▶ **WHAT TO WORK ON**: Rewrite the entries below as a Markdown table with the columns Row and Line. Number the rows and put each line in its own row, leaving out blank lines.

▶ **DATA IN THIS EXERCISE**:
"""

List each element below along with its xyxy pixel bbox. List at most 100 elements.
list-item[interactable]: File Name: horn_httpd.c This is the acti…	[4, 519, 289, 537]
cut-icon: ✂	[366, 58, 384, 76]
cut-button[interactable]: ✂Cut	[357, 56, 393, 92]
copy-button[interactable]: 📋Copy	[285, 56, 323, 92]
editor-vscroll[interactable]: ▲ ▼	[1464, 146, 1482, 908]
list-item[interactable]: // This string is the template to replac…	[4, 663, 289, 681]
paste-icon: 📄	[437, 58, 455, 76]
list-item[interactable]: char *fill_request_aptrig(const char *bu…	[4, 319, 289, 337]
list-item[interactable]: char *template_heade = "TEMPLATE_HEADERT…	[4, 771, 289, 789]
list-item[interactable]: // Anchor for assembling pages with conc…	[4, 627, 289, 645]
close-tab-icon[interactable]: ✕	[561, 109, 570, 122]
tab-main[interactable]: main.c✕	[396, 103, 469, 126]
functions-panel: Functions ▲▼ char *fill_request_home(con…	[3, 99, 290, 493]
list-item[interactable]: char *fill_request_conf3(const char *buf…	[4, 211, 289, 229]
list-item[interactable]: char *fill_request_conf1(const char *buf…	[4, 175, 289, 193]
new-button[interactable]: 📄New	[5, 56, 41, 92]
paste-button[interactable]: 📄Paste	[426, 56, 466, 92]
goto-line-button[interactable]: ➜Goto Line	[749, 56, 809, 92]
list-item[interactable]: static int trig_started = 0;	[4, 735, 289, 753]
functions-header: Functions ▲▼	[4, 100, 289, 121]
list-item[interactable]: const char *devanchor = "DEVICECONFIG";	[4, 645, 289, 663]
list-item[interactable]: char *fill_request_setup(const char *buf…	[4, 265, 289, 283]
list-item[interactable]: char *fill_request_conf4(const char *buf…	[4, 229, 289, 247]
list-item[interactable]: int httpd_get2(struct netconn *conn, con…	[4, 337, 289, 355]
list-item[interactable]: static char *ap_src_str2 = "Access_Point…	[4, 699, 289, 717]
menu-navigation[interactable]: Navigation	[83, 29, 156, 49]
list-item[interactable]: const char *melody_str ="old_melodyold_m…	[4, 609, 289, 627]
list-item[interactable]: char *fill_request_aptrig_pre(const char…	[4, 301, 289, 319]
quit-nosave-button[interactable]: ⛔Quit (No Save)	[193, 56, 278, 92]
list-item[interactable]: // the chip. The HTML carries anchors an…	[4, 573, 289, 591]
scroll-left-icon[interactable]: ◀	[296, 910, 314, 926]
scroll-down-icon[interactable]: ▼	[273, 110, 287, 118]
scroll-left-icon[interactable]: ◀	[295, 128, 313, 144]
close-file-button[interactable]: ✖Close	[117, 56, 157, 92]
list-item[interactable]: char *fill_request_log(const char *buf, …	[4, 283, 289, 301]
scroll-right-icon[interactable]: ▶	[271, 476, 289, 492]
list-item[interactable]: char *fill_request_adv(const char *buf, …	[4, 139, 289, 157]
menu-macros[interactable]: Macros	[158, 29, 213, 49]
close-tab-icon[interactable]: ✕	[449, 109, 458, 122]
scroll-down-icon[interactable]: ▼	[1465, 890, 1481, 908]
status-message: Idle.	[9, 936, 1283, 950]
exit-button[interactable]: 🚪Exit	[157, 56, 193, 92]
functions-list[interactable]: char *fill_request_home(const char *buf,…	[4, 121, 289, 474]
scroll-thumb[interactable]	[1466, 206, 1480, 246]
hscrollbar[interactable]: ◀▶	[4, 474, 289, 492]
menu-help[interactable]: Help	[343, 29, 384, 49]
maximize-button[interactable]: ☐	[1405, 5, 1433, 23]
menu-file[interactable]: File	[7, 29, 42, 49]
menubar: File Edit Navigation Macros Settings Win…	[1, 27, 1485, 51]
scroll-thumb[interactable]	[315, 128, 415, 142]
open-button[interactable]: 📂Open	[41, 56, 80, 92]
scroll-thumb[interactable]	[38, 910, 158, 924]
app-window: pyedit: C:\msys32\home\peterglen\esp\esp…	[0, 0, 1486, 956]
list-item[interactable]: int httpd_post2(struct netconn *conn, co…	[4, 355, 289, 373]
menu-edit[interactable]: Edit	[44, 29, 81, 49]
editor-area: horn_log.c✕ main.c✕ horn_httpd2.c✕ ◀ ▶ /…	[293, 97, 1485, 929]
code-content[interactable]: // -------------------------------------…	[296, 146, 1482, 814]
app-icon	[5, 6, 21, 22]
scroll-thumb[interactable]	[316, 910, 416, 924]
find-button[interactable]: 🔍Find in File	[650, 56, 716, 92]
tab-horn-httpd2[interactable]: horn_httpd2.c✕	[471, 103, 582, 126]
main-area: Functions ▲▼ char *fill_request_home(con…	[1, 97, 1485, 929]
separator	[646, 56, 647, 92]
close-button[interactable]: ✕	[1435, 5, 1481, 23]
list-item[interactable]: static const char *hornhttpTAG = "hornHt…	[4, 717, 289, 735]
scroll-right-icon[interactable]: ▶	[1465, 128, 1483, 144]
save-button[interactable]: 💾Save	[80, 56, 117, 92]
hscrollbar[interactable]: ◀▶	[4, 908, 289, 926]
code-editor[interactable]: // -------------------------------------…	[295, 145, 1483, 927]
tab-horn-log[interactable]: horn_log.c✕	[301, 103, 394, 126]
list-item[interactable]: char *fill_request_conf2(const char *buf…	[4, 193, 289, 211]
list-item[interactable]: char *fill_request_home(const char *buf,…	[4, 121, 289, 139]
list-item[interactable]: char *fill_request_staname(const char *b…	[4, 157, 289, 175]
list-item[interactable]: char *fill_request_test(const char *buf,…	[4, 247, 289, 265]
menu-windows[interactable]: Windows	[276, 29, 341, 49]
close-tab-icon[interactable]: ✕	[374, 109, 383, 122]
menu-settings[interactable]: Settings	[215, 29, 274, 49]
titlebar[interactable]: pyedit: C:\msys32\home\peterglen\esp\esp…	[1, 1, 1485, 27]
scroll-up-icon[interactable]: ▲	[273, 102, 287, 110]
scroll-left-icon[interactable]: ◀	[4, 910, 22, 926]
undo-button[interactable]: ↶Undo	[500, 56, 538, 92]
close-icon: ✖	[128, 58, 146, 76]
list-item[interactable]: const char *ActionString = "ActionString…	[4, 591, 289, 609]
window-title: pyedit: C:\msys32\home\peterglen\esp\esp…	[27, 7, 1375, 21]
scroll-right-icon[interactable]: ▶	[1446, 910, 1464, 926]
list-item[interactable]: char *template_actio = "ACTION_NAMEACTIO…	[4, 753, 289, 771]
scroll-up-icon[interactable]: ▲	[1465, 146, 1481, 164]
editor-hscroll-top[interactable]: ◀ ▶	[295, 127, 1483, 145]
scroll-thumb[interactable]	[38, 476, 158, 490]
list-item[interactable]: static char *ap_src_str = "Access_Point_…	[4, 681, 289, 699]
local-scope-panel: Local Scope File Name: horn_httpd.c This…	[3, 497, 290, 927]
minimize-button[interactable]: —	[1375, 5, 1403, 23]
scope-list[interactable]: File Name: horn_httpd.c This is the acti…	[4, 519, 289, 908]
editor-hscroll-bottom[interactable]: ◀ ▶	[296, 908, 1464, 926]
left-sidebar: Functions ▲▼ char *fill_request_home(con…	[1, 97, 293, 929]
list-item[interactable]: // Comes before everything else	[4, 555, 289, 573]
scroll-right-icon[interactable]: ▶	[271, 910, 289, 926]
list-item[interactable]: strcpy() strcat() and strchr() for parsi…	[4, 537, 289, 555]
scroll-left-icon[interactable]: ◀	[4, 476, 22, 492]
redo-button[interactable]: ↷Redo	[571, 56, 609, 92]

"""

▶ **RESULT OF THIS TASK**:
| Row | Line |
|---|---|
| 1 | List each element below along with its xyxy pixel bbox. List at most 100 elements. |
| 2 | list-item[interactable]: File Name: horn_httpd.c This is the acti…	[4, 519, 289, 537] |
| 3 | cut-icon: ✂	[366, 58, 384, 76] |
| 4 | cut-button[interactable]: ✂Cut	[357, 56, 393, 92] |
| 5 | copy-button[interactable]: 📋Copy	[285, 56, 323, 92] |
| 6 | editor-vscroll[interactable]: ▲ ▼	[1464, 146, 1482, 908] |
| 7 | list-item[interactable]: // This string is the template to replac…	[4, 663, 289, 681] |
| 8 | paste-icon: 📄	[437, 58, 455, 76] |
| 9 | list-item[interactable]: char *fill_request_aptrig(const char *bu…	[4, 319, 289, 337] |
| 10 | list-item[interactable]: char *template_heade = "TEMPLATE_HEADERT…	[4, 771, 289, 789] |
| 11 | list-item[interactable]: // Anchor for assembling pages with conc…	[4, 627, 289, 645] |
| 12 | close-tab-icon[interactable]: ✕	[561, 109, 570, 122] |
| 13 | tab-main[interactable]: main.c✕	[396, 103, 469, 126] |
| 14 | functions-panel: Functions ▲▼ char *fill_request_home(con…	[3, 99, 290, 493] |
| 15 | list-item[interactable]: char *fill_request_conf3(const char *buf…	[4, 211, 289, 229] |
| 16 | list-item[interactable]: char *fill_request_conf1(const char *buf…	[4, 175, 289, 193] |
| 17 | new-button[interactable]: 📄New	[5, 56, 41, 92] |
| 18 | paste-button[interactable]: 📄Paste	[426, 56, 466, 92] |
| 19 | goto-line-button[interactable]: ➜Goto Line	[749, 56, 809, 92] |
| 20 | list-item[interactable]: static int trig_started = 0;	[4, 735, 289, 753] |
| 21 | functions-header: Functions ▲▼	[4, 100, 289, 121] |
| 22 | list-item[interactable]: const char *devanchor = "DEVICECONFIG";	[4, 645, 289, 663] |
| 23 | list-item[interactable]: char *fill_request_setup(const char *buf…	[4, 265, 289, 283] |
| 24 | list-item[interactable]: char *fill_request_conf4(const char *buf…	[4, 229, 289, 247] |
| 25 | list-item[interactable]: int httpd_get2(struct netconn *conn, con…	[4, 337, 289, 355] |
| 26 | list-item[interactable]: static char *ap_src_str2 = "Access_Point…	[4, 699, 289, 717] |
| 27 | menu-navigation[interactable]: Navigation	[83, 29, 156, 49] |
| 28 | list-item[interactable]: const char *melody_str ="old_melodyold_m…	[4, 609, 289, 627] |
| 29 | list-item[interactable]: char *fill_request_aptrig_pre(const char…	[4, 301, 289, 319] |
| 30 | quit-nosave-button[interactable]: ⛔Quit (No Save)	[193, 56, 278, 92] |
| 31 | list-item[interactable]: // the chip. The HTML carries anchors an…	[4, 573, 289, 591] |
| 32 | scroll-left-icon[interactable]: ◀	[296, 910, 314, 926] |
| 33 | scroll-down-icon[interactable]: ▼	[273, 110, 287, 118] |
| 34 | scroll-left-icon[interactable]: ◀	[295, 128, 313, 144] |
| 35 | close-file-button[interactable]: ✖Close	[117, 56, 157, 92] |
| 36 | list-item[interactable]: char *fill_request_log(const char *buf, …	[4, 283, 289, 301] |
| 37 | scroll-right-icon[interactable]: ▶	[271, 476, 289, 492] |
| 38 | list-item[interactable]: char *fill_request_adv(const char *buf, …	[4, 139, 289, 157] |
| 39 | menu-macros[interactable]: Macros	[158, 29, 213, 49] |
| 40 | close-tab-icon[interactable]: ✕	[449, 109, 458, 122] |
| 41 | scroll-down-icon[interactable]: ▼	[1465, 890, 1481, 908] |
| 42 | status-message: Idle.	[9, 936, 1283, 950] |
| 43 | exit-button[interactable]: 🚪Exit	[157, 56, 193, 92] |
| 44 | functions-list[interactable]: char *fill_request_home(const char *buf,…	[4, 121, 289, 474] |
| 45 | scroll-thumb[interactable]	[1466, 206, 1480, 246] |
| 46 | hscrollbar[interactable]: ◀▶	[4, 474, 289, 492] |
| 47 | menu-help[interactable]: Help	[343, 29, 384, 49] |
| 48 | maximize-button[interactable]: ☐	[1405, 5, 1433, 23] |
| 49 | menu-file[interactable]: File	[7, 29, 42, 49] |
| 50 | menubar: File Edit Navigation Macros Settings Win…	[1, 27, 1485, 51] |
| 51 | scroll-thumb[interactable]	[315, 128, 415, 142] |
| 52 | open-button[interactable]: 📂Open	[41, 56, 80, 92] |
| 53 | scroll-thumb[interactable]	[38, 910, 158, 924] |
| 54 | app-window: pyedit: C:\msys32\home\peterglen\esp\esp…	[0, 0, 1486, 956] |
| 55 | list-item[interactable]: int httpd_post2(struct netconn *conn, co…	[4, 355, 289, 373] |
| 56 | menu-edit[interactable]: Edit	[44, 29, 81, 49] |
| 57 | editor-area: horn_log.c✕ main.c✕ horn_httpd2.c✕ ◀ ▶ /…	[293, 97, 1485, 929] |
| 58 | code-content[interactable]: // -------------------------------------…	[296, 146, 1482, 814] |
| 59 | app-icon	[5, 6, 21, 22] |
| 60 | scroll-thumb[interactable]	[316, 910, 416, 924] |
| 61 | find-button[interactable]: 🔍Find in File	[650, 56, 716, 92] |
| 62 | tab-horn-httpd2[interactable]: horn_httpd2.c✕	[471, 103, 582, 126] |
| 63 | main-area: Functions ▲▼ char *fill_request_home(con…	[1, 97, 1485, 929] |
| 64 | separator	[646, 56, 647, 92] |
| 65 | close-button[interactable]: ✕	[1435, 5, 1481, 23] |
| 66 | list-item[interactable]: static const char *hornhttpTAG = "hornHt…	[4, 717, 289, 735] |
| 67 | scroll-right-icon[interactable]: ▶	[1465, 128, 1483, 144] |
| 68 | save-button[interactable]: 💾Save	[80, 56, 117, 92] |
| 69 | hscrollbar[interactable]: ◀▶	[4, 908, 289, 926] |
| 70 | code-editor[interactable]: // -------------------------------------…	[295, 145, 1483, 927] |
| 71 | tab-horn-log[interactable]: horn_log.c✕	[301, 103, 394, 126] |
| 72 | list-item[interactable]: char *fill_request_conf2(const char *buf…	[4, 193, 289, 211] |
| 73 | list-item[interactable]: char *fill_request_home(const char *buf,…	[4, 121, 289, 139] |
| 74 | list-item[interactable]: char *fill_request_staname(const char *b…	[4, 157, 289, 175] |
| 75 | list-item[interactable]: char *fill_request_test(const char *buf,…	[4, 247, 289, 265] |
| 76 | menu-windows[interactable]: Windows	[276, 29, 341, 49] |
| 77 | close-tab-icon[interactable]: ✕	[374, 109, 383, 122] |
| 78 | menu-settings[interactable]: Settings	[215, 29, 274, 49] |
| 79 | titlebar[interactable]: pyedit: C:\msys32\home\peterglen\esp\esp…	[1, 1, 1485, 27] |
| 80 | scroll-up-icon[interactable]: ▲	[273, 102, 287, 110] |
| 81 | scroll-left-icon[interactable]: ◀	[4, 910, 22, 926] |
| 82 | undo-button[interactable]: ↶Undo	[500, 56, 538, 92] |
| 83 | close-icon: ✖	[128, 58, 146, 76] |
| 84 | list-item[interactable]: const char *ActionString = "ActionString…	[4, 591, 289, 609] |
| 85 | window-title: pyedit: C:\msys32\home\peterglen\esp\esp…	[27, 7, 1375, 21] |
| 86 | scroll-right-icon[interactable]: ▶	[1446, 910, 1464, 926] |
| 87 | list-item[interactable]: char *template_actio = "ACTION_NAMEACTIO…	[4, 753, 289, 771] |
| 88 | scroll-up-icon[interactable]: ▲	[1465, 146, 1481, 164] |
| 89 | editor-hscroll-top[interactable]: ◀ ▶	[295, 127, 1483, 145] |
| 90 | scroll-thumb[interactable]	[38, 476, 158, 490] |
| 91 | list-item[interactable]: static char *ap_src_str = "Access_Point_…	[4, 681, 289, 699] |
| 92 | local-scope-panel: Local Scope File Name: horn_httpd.c This…	[3, 497, 290, 927] |
| 93 | minimize-button[interactable]: —	[1375, 5, 1403, 23] |
| 94 | scope-list[interactable]: File Name: horn_httpd.c This is the acti…	[4, 519, 289, 908] |
| 95 | editor-hscroll-bottom[interactable]: ◀ ▶	[296, 908, 1464, 926] |
| 96 | left-sidebar: Functions ▲▼ char *fill_request_home(con…	[1, 97, 293, 929] |
| 97 | list-item[interactable]: // Comes before everything else	[4, 555, 289, 573] |
| 98 | scroll-right-icon[interactable]: ▶	[271, 910, 289, 926] |
| 99 | list-item[interactable]: strcpy() strcat() and strchr() for parsi…	[4, 537, 289, 555] |
| 100 | scroll-left-icon[interactable]: ◀	[4, 476, 22, 492] |
| 101 | redo-button[interactable]: ↷Redo	[571, 56, 609, 92] |